**Objective**
Edit the entries below, replacing every "Gratitude House" with "Recovery House" and leaving the rest unchanged.

Source entries

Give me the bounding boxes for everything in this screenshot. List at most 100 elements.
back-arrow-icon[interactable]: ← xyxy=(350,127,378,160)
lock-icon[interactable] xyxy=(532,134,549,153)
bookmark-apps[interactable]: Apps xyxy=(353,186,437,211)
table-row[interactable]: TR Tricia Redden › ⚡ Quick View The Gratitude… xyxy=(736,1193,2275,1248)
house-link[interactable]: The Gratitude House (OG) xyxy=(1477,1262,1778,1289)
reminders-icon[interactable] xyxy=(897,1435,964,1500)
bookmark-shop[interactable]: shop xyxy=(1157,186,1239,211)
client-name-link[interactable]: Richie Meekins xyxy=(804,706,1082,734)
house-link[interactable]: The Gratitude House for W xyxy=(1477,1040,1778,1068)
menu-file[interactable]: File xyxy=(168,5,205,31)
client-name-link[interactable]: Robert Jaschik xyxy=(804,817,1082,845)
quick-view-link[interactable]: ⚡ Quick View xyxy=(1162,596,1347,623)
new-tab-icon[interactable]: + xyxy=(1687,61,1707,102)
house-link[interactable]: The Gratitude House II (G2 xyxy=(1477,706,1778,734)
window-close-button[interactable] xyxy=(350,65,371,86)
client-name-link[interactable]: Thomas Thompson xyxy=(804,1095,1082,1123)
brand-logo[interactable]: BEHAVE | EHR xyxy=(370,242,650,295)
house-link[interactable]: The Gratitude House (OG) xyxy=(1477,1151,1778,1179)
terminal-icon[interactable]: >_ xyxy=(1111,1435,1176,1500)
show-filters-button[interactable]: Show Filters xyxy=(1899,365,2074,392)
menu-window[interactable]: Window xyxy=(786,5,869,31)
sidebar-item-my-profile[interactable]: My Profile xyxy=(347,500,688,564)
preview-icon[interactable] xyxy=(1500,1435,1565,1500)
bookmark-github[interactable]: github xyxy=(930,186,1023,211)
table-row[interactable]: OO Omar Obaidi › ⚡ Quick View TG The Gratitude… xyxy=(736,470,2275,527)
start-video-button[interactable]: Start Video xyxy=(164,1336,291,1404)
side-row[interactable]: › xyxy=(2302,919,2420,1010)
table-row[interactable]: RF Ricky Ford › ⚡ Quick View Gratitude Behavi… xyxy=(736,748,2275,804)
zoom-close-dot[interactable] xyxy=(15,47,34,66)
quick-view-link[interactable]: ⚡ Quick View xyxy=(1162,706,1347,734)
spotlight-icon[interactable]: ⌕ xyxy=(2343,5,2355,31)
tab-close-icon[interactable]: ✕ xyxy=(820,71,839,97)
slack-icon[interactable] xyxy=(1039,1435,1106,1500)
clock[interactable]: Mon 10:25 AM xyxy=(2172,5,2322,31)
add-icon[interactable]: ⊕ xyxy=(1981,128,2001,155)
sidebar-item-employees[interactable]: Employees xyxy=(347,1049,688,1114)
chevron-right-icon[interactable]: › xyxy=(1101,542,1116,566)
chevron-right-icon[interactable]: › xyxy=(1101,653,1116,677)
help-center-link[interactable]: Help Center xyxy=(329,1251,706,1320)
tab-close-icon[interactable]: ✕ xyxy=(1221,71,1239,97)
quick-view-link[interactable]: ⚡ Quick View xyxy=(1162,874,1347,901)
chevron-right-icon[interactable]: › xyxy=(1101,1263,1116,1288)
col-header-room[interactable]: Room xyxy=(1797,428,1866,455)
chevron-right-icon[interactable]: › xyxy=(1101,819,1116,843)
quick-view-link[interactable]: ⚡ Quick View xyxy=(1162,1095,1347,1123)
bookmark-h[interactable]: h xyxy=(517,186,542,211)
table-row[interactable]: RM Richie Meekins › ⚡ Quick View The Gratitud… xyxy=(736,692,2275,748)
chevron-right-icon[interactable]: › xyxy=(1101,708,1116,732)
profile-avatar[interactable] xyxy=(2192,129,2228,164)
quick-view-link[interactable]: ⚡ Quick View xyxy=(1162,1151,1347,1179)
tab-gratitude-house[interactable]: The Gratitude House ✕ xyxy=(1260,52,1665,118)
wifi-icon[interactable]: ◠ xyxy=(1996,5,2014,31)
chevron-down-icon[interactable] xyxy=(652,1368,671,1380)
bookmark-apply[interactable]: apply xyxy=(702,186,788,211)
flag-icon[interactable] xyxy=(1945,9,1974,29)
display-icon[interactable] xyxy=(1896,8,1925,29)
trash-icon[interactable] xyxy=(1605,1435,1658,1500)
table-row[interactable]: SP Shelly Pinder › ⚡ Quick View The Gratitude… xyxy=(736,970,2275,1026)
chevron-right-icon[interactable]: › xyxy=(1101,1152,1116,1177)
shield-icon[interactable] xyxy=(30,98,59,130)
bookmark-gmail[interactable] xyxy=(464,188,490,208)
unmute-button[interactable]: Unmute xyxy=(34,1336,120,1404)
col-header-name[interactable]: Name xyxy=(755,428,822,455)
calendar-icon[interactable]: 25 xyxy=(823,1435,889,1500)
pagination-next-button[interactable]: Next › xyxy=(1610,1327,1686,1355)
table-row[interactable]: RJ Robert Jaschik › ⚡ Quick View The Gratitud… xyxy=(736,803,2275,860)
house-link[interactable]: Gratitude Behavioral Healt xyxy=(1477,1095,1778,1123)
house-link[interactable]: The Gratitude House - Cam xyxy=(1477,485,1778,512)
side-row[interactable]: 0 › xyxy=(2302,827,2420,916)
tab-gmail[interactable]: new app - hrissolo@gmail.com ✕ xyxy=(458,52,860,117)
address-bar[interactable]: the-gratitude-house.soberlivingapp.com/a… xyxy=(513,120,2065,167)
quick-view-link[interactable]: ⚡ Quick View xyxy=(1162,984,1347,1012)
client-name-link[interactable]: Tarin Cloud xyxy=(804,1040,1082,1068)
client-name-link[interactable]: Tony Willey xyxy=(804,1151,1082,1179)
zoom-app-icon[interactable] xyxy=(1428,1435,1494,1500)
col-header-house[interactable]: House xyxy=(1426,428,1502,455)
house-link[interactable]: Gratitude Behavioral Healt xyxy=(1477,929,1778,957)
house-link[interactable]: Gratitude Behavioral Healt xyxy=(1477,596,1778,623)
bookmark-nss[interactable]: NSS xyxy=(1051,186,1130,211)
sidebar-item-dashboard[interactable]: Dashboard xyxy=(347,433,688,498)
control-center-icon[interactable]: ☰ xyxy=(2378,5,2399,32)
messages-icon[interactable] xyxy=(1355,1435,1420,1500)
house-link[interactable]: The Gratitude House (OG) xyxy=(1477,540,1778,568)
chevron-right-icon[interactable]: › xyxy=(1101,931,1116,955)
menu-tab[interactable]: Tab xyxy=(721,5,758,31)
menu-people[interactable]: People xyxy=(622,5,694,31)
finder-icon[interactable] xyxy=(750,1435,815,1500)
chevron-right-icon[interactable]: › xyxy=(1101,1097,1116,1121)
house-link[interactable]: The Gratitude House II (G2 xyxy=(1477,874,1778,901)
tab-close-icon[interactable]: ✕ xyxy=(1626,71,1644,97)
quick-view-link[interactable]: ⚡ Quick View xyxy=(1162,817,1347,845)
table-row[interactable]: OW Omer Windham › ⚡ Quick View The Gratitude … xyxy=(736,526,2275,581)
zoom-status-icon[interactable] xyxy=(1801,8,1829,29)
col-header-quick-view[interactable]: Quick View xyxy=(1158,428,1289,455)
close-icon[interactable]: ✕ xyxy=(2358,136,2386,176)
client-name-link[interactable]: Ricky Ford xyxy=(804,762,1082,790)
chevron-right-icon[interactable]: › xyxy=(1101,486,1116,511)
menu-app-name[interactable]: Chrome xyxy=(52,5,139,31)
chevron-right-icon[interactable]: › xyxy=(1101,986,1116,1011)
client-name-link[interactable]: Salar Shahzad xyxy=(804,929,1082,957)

**Complete response**
Give me the bounding boxes for everything in this screenshot. List at most 100 elements.
back-arrow-icon[interactable]: ← xyxy=(350,127,378,160)
lock-icon[interactable] xyxy=(532,134,549,153)
bookmark-apps[interactable]: Apps xyxy=(353,186,437,211)
table-row[interactable]: TR Tricia Redden › ⚡ Quick View The Gratitude… xyxy=(736,1193,2275,1248)
house-link[interactable]: The Recovery House (OG) xyxy=(1477,1262,1778,1289)
reminders-icon[interactable] xyxy=(897,1435,964,1500)
bookmark-shop[interactable]: shop xyxy=(1157,186,1239,211)
client-name-link[interactable]: Richie Meekins xyxy=(804,706,1082,734)
house-link[interactable]: The Recovery House for W xyxy=(1477,1040,1778,1068)
menu-file[interactable]: File xyxy=(168,5,205,31)
client-name-link[interactable]: Robert Jaschik xyxy=(804,817,1082,845)
quick-view-link[interactable]: ⚡ Quick View xyxy=(1162,596,1347,623)
new-tab-icon[interactable]: + xyxy=(1687,61,1707,102)
house-link[interactable]: The Recovery House II (G2 xyxy=(1477,706,1778,734)
window-close-button[interactable] xyxy=(350,65,371,86)
client-name-link[interactable]: Thomas Thompson xyxy=(804,1095,1082,1123)
brand-logo[interactable]: BEHAVE | EHR xyxy=(370,242,650,295)
house-link[interactable]: The Recovery House (OG) xyxy=(1477,1151,1778,1179)
terminal-icon[interactable]: >_ xyxy=(1111,1435,1176,1500)
show-filters-button[interactable]: Show Filters xyxy=(1899,365,2074,392)
menu-window[interactable]: Window xyxy=(786,5,869,31)
sidebar-item-my-profile[interactable]: My Profile xyxy=(347,500,688,564)
preview-icon[interactable] xyxy=(1500,1435,1565,1500)
bookmark-github[interactable]: github xyxy=(930,186,1023,211)
table-row[interactable]: OO Omar Obaidi › ⚡ Quick View TG The Gratitude… xyxy=(736,470,2275,527)
start-video-button[interactable]: Start Video xyxy=(164,1336,291,1404)
side-row[interactable]: › xyxy=(2302,919,2420,1010)
table-row[interactable]: RF Ricky Ford › ⚡ Quick View Gratitude Behavi… xyxy=(736,748,2275,804)
zoom-close-dot[interactable] xyxy=(15,47,34,66)
quick-view-link[interactable]: ⚡ Quick View xyxy=(1162,706,1347,734)
spotlight-icon[interactable]: ⌕ xyxy=(2343,5,2355,31)
tab-close-icon[interactable]: ✕ xyxy=(820,71,839,97)
slack-icon[interactable] xyxy=(1039,1435,1106,1500)
clock[interactable]: Mon 10:25 AM xyxy=(2172,5,2322,31)
add-icon[interactable]: ⊕ xyxy=(1981,128,2001,155)
sidebar-item-employees[interactable]: Employees xyxy=(347,1049,688,1114)
chevron-right-icon[interactable]: › xyxy=(1101,542,1116,566)
chevron-right-icon[interactable]: › xyxy=(1101,653,1116,677)
help-center-link[interactable]: Help Center xyxy=(329,1251,706,1320)
tab-close-icon[interactable]: ✕ xyxy=(1221,71,1239,97)
quick-view-link[interactable]: ⚡ Quick View xyxy=(1162,874,1347,901)
chevron-right-icon[interactable]: › xyxy=(1101,1263,1116,1288)
col-header-room[interactable]: Room xyxy=(1797,428,1866,455)
chevron-right-icon[interactable]: › xyxy=(1101,819,1116,843)
quick-view-link[interactable]: ⚡ Quick View xyxy=(1162,1095,1347,1123)
bookmark-h[interactable]: h xyxy=(517,186,542,211)
table-row[interactable]: RM Richie Meekins › ⚡ Quick View The Gratitud… xyxy=(736,692,2275,748)
chevron-right-icon[interactable]: › xyxy=(1101,708,1116,732)
profile-avatar[interactable] xyxy=(2192,129,2228,164)
quick-view-link[interactable]: ⚡ Quick View xyxy=(1162,1151,1347,1179)
tab-gratitude-house[interactable]: The Recovery House ✕ xyxy=(1260,52,1665,118)
wifi-icon[interactable]: ◠ xyxy=(1996,5,2014,31)
chevron-down-icon[interactable] xyxy=(652,1368,671,1380)
bookmark-apply[interactable]: apply xyxy=(702,186,788,211)
flag-icon[interactable] xyxy=(1945,9,1974,29)
display-icon[interactable] xyxy=(1896,8,1925,29)
trash-icon[interactable] xyxy=(1605,1435,1658,1500)
table-row[interactable]: SP Shelly Pinder › ⚡ Quick View The Gratitude… xyxy=(736,970,2275,1026)
chevron-right-icon[interactable]: › xyxy=(1101,1152,1116,1177)
shield-icon[interactable] xyxy=(30,98,59,130)
bookmark-gmail[interactable] xyxy=(464,188,490,208)
unmute-button[interactable]: Unmute xyxy=(34,1336,120,1404)
col-header-name[interactable]: Name xyxy=(755,428,822,455)
calendar-icon[interactable]: 25 xyxy=(823,1435,889,1500)
pagination-next-button[interactable]: Next › xyxy=(1610,1327,1686,1355)
table-row[interactable]: RJ Robert Jaschik › ⚡ Quick View The Gratitud… xyxy=(736,803,2275,860)
house-link[interactable]: Gratitude Behavioral Healt xyxy=(1477,1095,1778,1123)
house-link[interactable]: The Recovery House - Cam xyxy=(1477,485,1778,512)
side-row[interactable]: 0 › xyxy=(2302,827,2420,916)
tab-gmail[interactable]: new app - hrissolo@gmail.com ✕ xyxy=(458,52,860,117)
address-bar[interactable]: the-gratitude-house.soberlivingapp.com/a… xyxy=(513,120,2065,167)
quick-view-link[interactable]: ⚡ Quick View xyxy=(1162,984,1347,1012)
client-name-link[interactable]: Tarin Cloud xyxy=(804,1040,1082,1068)
client-name-link[interactable]: Tony Willey xyxy=(804,1151,1082,1179)
zoom-app-icon[interactable] xyxy=(1428,1435,1494,1500)
col-header-house[interactable]: House xyxy=(1426,428,1502,455)
house-link[interactable]: Gratitude Behavioral Healt xyxy=(1477,929,1778,957)
house-link[interactable]: Gratitude Behavioral Healt xyxy=(1477,596,1778,623)
bookmark-nss[interactable]: NSS xyxy=(1051,186,1130,211)
sidebar-item-dashboard[interactable]: Dashboard xyxy=(347,433,688,498)
control-center-icon[interactable]: ☰ xyxy=(2378,5,2399,32)
messages-icon[interactable] xyxy=(1355,1435,1420,1500)
house-link[interactable]: The Recovery House (OG) xyxy=(1477,540,1778,568)
chevron-right-icon[interactable]: › xyxy=(1101,931,1116,955)
menu-tab[interactable]: Tab xyxy=(721,5,758,31)
menu-people[interactable]: People xyxy=(622,5,694,31)
finder-icon[interactable] xyxy=(750,1435,815,1500)
chevron-right-icon[interactable]: › xyxy=(1101,1097,1116,1121)
house-link[interactable]: The Recovery House II (G2 xyxy=(1477,874,1778,901)
tab-close-icon[interactable]: ✕ xyxy=(1626,71,1644,97)
quick-view-link[interactable]: ⚡ Quick View xyxy=(1162,817,1347,845)
table-row[interactable]: OW Omer Windham › ⚡ Quick View The Gratitude … xyxy=(736,526,2275,581)
zoom-status-icon[interactable] xyxy=(1801,8,1829,29)
col-header-quick-view[interactable]: Quick View xyxy=(1158,428,1289,455)
close-icon[interactable]: ✕ xyxy=(2358,136,2386,176)
client-name-link[interactable]: Ricky Ford xyxy=(804,762,1082,790)
chevron-right-icon[interactable]: › xyxy=(1101,486,1116,511)
menu-app-name[interactable]: Chrome xyxy=(52,5,139,31)
chevron-right-icon[interactable]: › xyxy=(1101,986,1116,1011)
client-name-link[interactable]: Salar Shahzad xyxy=(804,929,1082,957)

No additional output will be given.